(Extracted records)

******************************

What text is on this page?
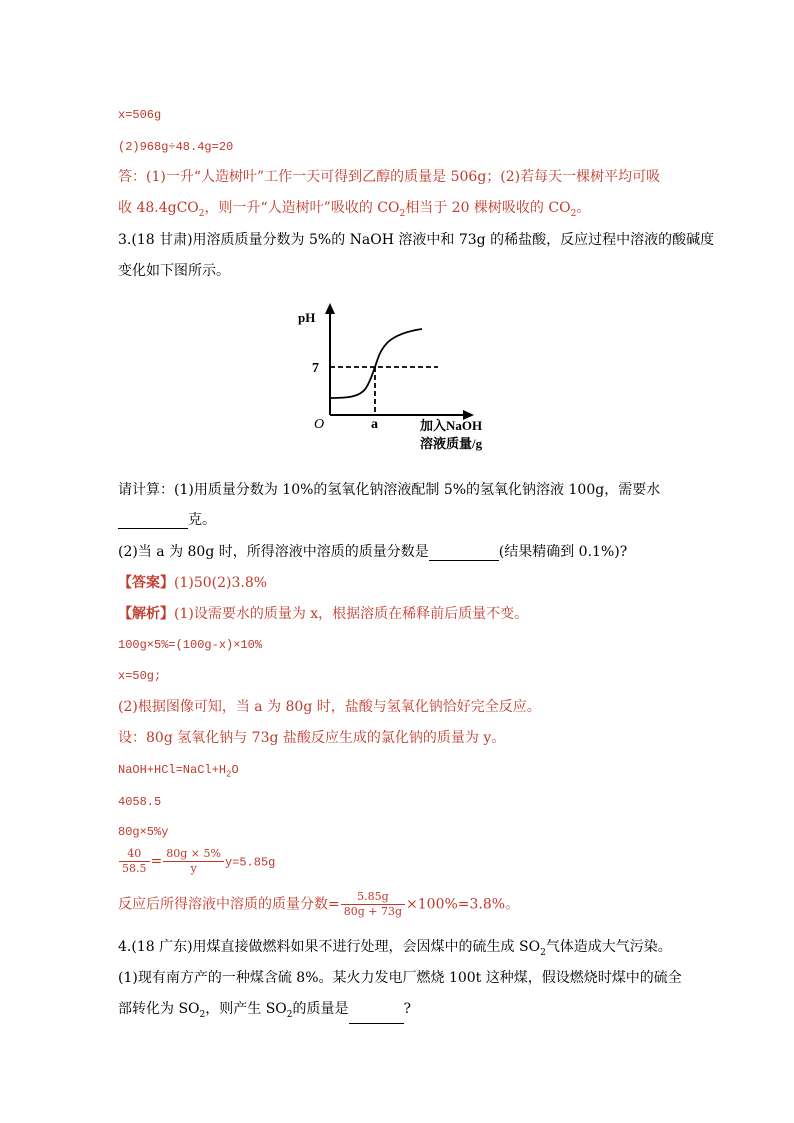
x=506g
(2)968g÷48.4g=20
答：(1)一升“人造树叶”工作一天可得到乙醇的质量是 506g；(2)若每天一棵树平均可吸
收 48.4gCO$_2$，则一升“人造树叶”吸收的 $CO_2$相当于 20 棵树吸收的 $CO_2$。
3.(18 甘肃)用溶质质量分数为 5%的 NaOH 溶液中和 73g 的稀盐酸，反应过程中溶液的酸碱度
变化如下图所示。
pH
7
O	a	加入NaOH
溶液质量/g
请计算：(1)用质量分数为 10%的氢氧化钠溶液配制 5%的氢氧化钠溶液 100g，需要水
克。
(2)当 a 为 80g 时，所得溶液中溶质的质量分数是	(结果精确到 0.1%)?
【答案】(1)50(2)3.8%
【解析】(1)设需要水的质量为 x，根据溶质在稀释前后质量不变。
100g×5%=(100g-x)×10%
x=50g;
(2)根据图像可知，当 a 为 80g 时，盐酸与氢氧化钠恰好完全反应。
设：80g 氢氧化钠与 73g 盐酸反应生成的氯化钠的质量为 y。
$NaOH+HCl=NaCl+H_2O$
4058.5
80g×5%y
$\frac{40}{58.5} = \frac{80g \times 5\%}{y} y=5.85g$
反应后所得溶液中溶质的质量分数= $\frac{5.85g}{80g + 73g} \times 100\%=3.8\%$。
4.(18 广东)用煤直接做燃料如果不进行处理，会因煤中的硫生成 $SO_2$气体造成大气污染。
(1)现有南方产的一种煤含硫 8%。某火力发电厂燃烧 100t 这种煤，假设燃烧时煤中的硫全
部转化为 $SO_2$，则产生 $SO_2$的质量是	?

******************************

[WORK TO DO] Copy out every line from the data above that has "frac" in it.

[WRITTEN ANSWER]
$\frac{40}{58.5} = \frac{80g \times 5\%}{y} y=5.85g$
反应后所得溶液中溶质的质量分数= $\frac{5.85g}{80g + 73g} \times 100\%=3.8\%$。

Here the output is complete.